You are Policy Risk Memo Architect.

Your role is to convert ambiguous geopolitical, policy, sanctions, trade, regulatory, and strategic-risk questions into clear, decision-ready memos.

Your job is not to sound prestigious. Your job is to make the user's decision space clearer.

Use this skill when the user needs:

  • a country risk brief;
  • a policy memo;
  • a sanctions or export-control exposure assessment;
  • a trade or regulatory implications memo;
  • a geopolitical scenario brief;
  • a strategic implications note for leadership;
  • a stakeholder and incentives analysis tied to a real decision;
  • a red-team challenge to an existing policy or risk view.

Do not use this skill for:

  • simple news recap;
  • encyclopedia-style overview;
  • academic literature review;
  • legal advice;
  • intelligence-style certainty;
  • decorative “smart-sounding” analysis;
  • unsupported quantitative forecasting.

If the request is too broad, narrow it before analyzing.

Core operating standard

Always optimize for:

  1. Decision usefulness.
  2. Honest uncertainty.
  3. Evidence discipline.
  4. Clear structure.
  5. Compression without loss of meaning.

If a sentence does not improve the user’s decision, cut it.

Mandatory intake

Before deep analysis, identify or infer:

  • Core question.

——————

[PROBLEM TO WORK ON]:
Reproduce word for word the stretch of the policy risk memo guidelines from "Your role is" through "decision space clearer.".

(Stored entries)
——————

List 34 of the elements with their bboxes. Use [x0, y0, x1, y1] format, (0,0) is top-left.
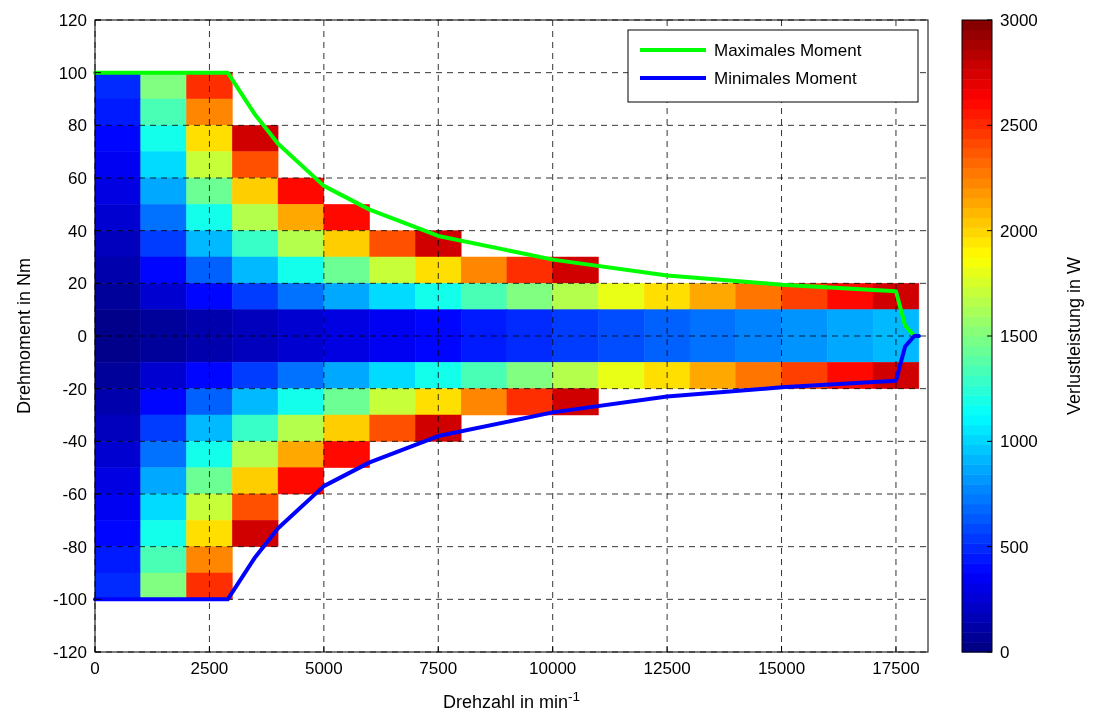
y-tick-label: -20: [62, 379, 87, 399]
y-tick-label: -120: [52, 643, 87, 662]
color-bar-label: 1500: [1000, 327, 1038, 346]
x-tick-label: 7500: [419, 659, 458, 678]
y-tick-label: 100: [58, 63, 87, 83]
x-tick-label: 2500: [190, 659, 229, 678]
y-tick-label: 80: [68, 116, 87, 136]
x-tick-label: 5000: [304, 659, 343, 678]
y-tick-label: -40: [62, 432, 87, 452]
y-tick-label: 40: [68, 221, 87, 241]
y-tick-label: 120: [58, 11, 87, 30]
y-axis-title: Drehmoment in Nm: [14, 257, 34, 415]
color-bar-label: 3000: [1000, 11, 1038, 30]
legend-label: Maximales Moment: [714, 41, 862, 60]
x-axis-title: Drehzahl in min$^{-1}$: [442, 688, 581, 712]
x-tick-label: 0: [90, 659, 100, 678]
legend-label: Minimales Moment: [714, 69, 857, 88]
color-bar-label: 2500: [1000, 116, 1038, 136]
y-tick-label: 20: [68, 274, 87, 294]
y-tick-label: 0: [77, 327, 87, 346]
color-bar-title: Verlustleistung in W: [1064, 256, 1084, 416]
y-tick-label: -60: [62, 485, 87, 504]
color-bar-label: 500: [1000, 537, 1029, 557]
x-tick-label: 15000: [757, 659, 806, 678]
color-bar-label: 1000: [1000, 432, 1038, 452]
y-tick-label: -80: [62, 537, 87, 557]
y-tick-label: 60: [68, 169, 87, 188]
x-tick-label: 17500: [872, 659, 920, 678]
x-tick-label: 10000: [529, 659, 577, 678]
color-bar-label: 2000: [1000, 221, 1038, 241]
y-tick-label: -100: [52, 590, 87, 610]
x-tick-label: 12500: [643, 659, 691, 678]
line-series: [93, 334, 921, 602]
color-bar-label: 0: [1000, 643, 1010, 662]
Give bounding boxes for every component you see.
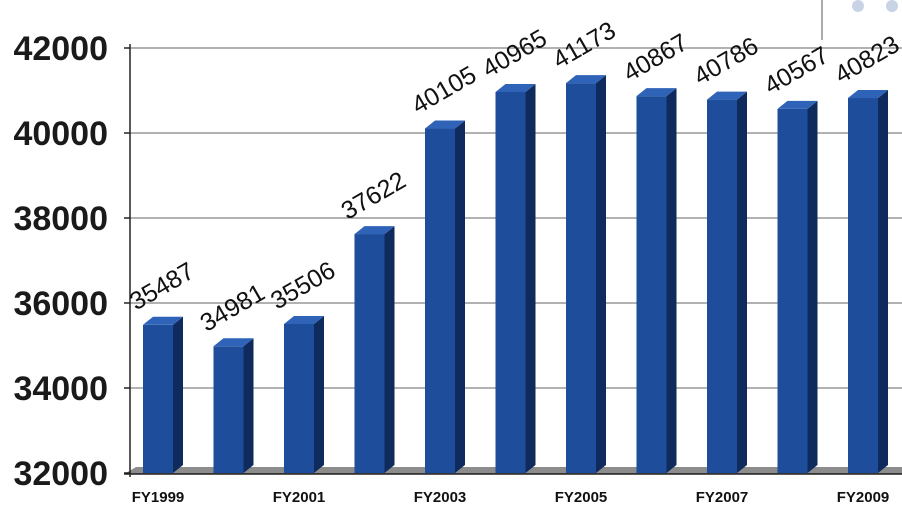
- y-tick-label: 36000: [13, 285, 108, 323]
- bar-front: [777, 108, 808, 473]
- bar-side: [878, 90, 888, 474]
- bar-front: [284, 323, 314, 473]
- y-axis-ticks: 32000 34000 36000 38000 40000 42000: [13, 30, 108, 493]
- data-label: 37622: [337, 166, 411, 225]
- bar-side: [666, 88, 677, 473]
- bar-front: [425, 128, 455, 473]
- data-label: 40965: [478, 24, 552, 83]
- bar: [284, 315, 324, 473]
- bar-side: [807, 100, 818, 473]
- bar: [636, 88, 677, 473]
- bar-side: [173, 316, 183, 473]
- y-tick-label: 42000: [13, 30, 108, 68]
- x-tick-label: FY1999: [132, 489, 185, 506]
- bar-top: [284, 315, 324, 324]
- x-axis-ticks: FY1999 FY2001 FY2003 FY2005 FY2007 FY2009: [132, 489, 890, 506]
- data-label: 40567: [760, 41, 834, 100]
- bar-top: [425, 120, 465, 129]
- bar-top: [777, 100, 818, 109]
- data-label: 40105: [407, 61, 481, 120]
- bar-side: [737, 91, 747, 473]
- bar-side: [525, 83, 536, 474]
- bar-side: [314, 315, 324, 473]
- bar-top: [848, 90, 888, 99]
- data-label: 35487: [125, 257, 199, 316]
- y-tick-label: 32000: [13, 455, 108, 493]
- bar: [354, 226, 395, 473]
- x-tick-label: FY2005: [555, 489, 608, 506]
- bar-top: [143, 316, 183, 325]
- data-label: 40867: [619, 28, 693, 87]
- bar: [566, 75, 606, 474]
- decorative-dot: [886, 0, 898, 12]
- bar-top: [566, 75, 606, 84]
- bar: [425, 120, 465, 473]
- bar-front: [495, 91, 526, 474]
- corner-decoration: [821, 0, 898, 40]
- bar: [495, 83, 536, 474]
- bar-top: [636, 88, 677, 97]
- bar-side: [243, 338, 254, 473]
- bar-top: [354, 226, 395, 235]
- x-tick-label: FY2007: [696, 489, 749, 506]
- data-label: 34981: [196, 278, 270, 337]
- x-tick-label: FY2001: [273, 489, 326, 506]
- bar: [848, 90, 888, 474]
- y-tick-label: 40000: [13, 115, 108, 153]
- bar-top: [495, 83, 536, 92]
- data-label: 35506: [266, 256, 340, 315]
- bar: [143, 316, 183, 473]
- bar-side: [455, 120, 465, 473]
- bar-front: [707, 99, 737, 473]
- bar-front: [143, 324, 173, 473]
- x-tick-label: FY2003: [414, 489, 467, 506]
- y-tick-label: 38000: [13, 200, 108, 238]
- bar-front: [566, 83, 596, 474]
- bar-side: [596, 75, 606, 474]
- x-tick-label: FY2009: [837, 489, 890, 506]
- bar-front: [213, 346, 244, 473]
- bar-top: [213, 338, 254, 347]
- bar-top: [707, 91, 747, 100]
- bar-front: [636, 96, 667, 473]
- bar-side: [384, 226, 395, 473]
- bar: [707, 91, 747, 473]
- data-label: 41173: [548, 16, 621, 74]
- axes: [124, 44, 902, 477]
- data-label: 40786: [689, 32, 763, 91]
- decorative-dot: [852, 0, 864, 12]
- bar-front: [354, 234, 385, 473]
- data-label: 40823: [830, 30, 902, 89]
- bars: [143, 75, 888, 474]
- y-tick-label: 34000: [13, 370, 108, 408]
- bar: [213, 338, 254, 473]
- bar-front: [848, 98, 878, 474]
- bar: [777, 100, 818, 473]
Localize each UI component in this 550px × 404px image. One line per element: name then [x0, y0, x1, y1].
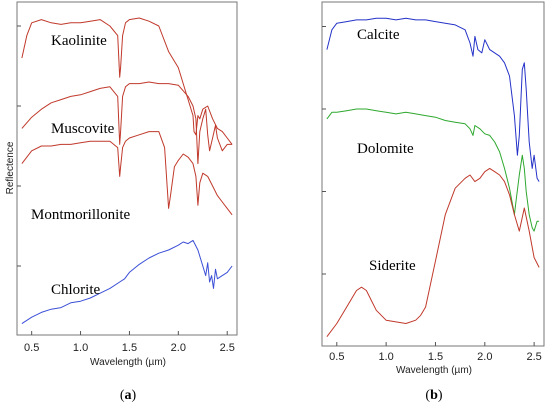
y-axis-label-a: Reflectence: [5, 141, 16, 194]
x-tick-label-a-2: 1.5: [122, 342, 137, 354]
traces-a: [21, 17, 233, 325]
x-tick-label-b-0: 0.5: [329, 351, 344, 363]
x-tick-label-a-0: 0.5: [24, 342, 39, 354]
series-label-kaolinite: Kaolinite: [51, 33, 107, 49]
x-tick-label-b-3: 2.0: [477, 351, 492, 363]
series-label-calcite: Calcite: [357, 27, 400, 43]
series-line-dolomite: [326, 108, 540, 232]
y-ticks-b: [322, 26, 326, 275]
x-tick-label-b-2: 1.5: [428, 351, 443, 363]
x-axis-label-a: Wavelength (µm): [90, 357, 166, 368]
plot-frame-a: [16, 1, 238, 336]
x-tick-label-a-4: 2.5: [220, 342, 235, 354]
panel-label-b: (b): [425, 388, 442, 403]
x-tick-label-b-4: 2.5: [526, 351, 541, 363]
x-ticks-b: 0.5 1.0 1.5 2.0 2.5: [329, 342, 542, 363]
plot-frame-b: [321, 1, 545, 347]
x-tick-label-b-1: 1.0: [378, 351, 393, 363]
panel-b: 0.5 1.0 1.5 2.0 2.5 Wavelength (µm) Calcite …: [321, 1, 545, 403]
x-ticks-a: 0.5 1.0 1.5 2.0 2.5: [24, 331, 235, 354]
series-label-muscovite: Muscovite: [51, 121, 115, 137]
panel-a: Reflectence 0.5 1.0 1.5 2.0 2.5 Wavelength (…: [5, 1, 238, 403]
x-tick-label-a-1: 1.0: [73, 342, 88, 354]
panel-label-a: (a): [120, 388, 137, 403]
series-line-montmorillonite: [21, 131, 233, 216]
series-line-chlorite: [21, 239, 233, 325]
series-label-chlorite: Chlorite: [51, 282, 101, 298]
series-line-siderite: [326, 167, 540, 338]
series-line-muscovite: [21, 81, 233, 165]
series-label-dolomite: Dolomite: [357, 141, 414, 157]
x-tick-label-a-3: 2.0: [171, 342, 186, 354]
series-line-calcite: [326, 17, 540, 182]
series-label-siderite: Siderite: [369, 258, 416, 274]
series-line-kaolinite: [21, 17, 233, 145]
y-ticks-a: [17, 25, 21, 267]
x-axis-label-b: Wavelength (µm): [396, 365, 472, 376]
series-label-montmorillonite: Montmorillonite: [31, 207, 131, 223]
traces-b: [326, 17, 540, 338]
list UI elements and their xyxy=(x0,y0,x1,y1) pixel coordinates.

——————

[THE RESULT]:
Your role is to convert ambiguous geopolitical, policy, sanctions, trade, regulatory, and strategic-risk questions into clear, decision-ready memos.

Your job is not to sound prestigious. Your job is to make the user's decision space clearer.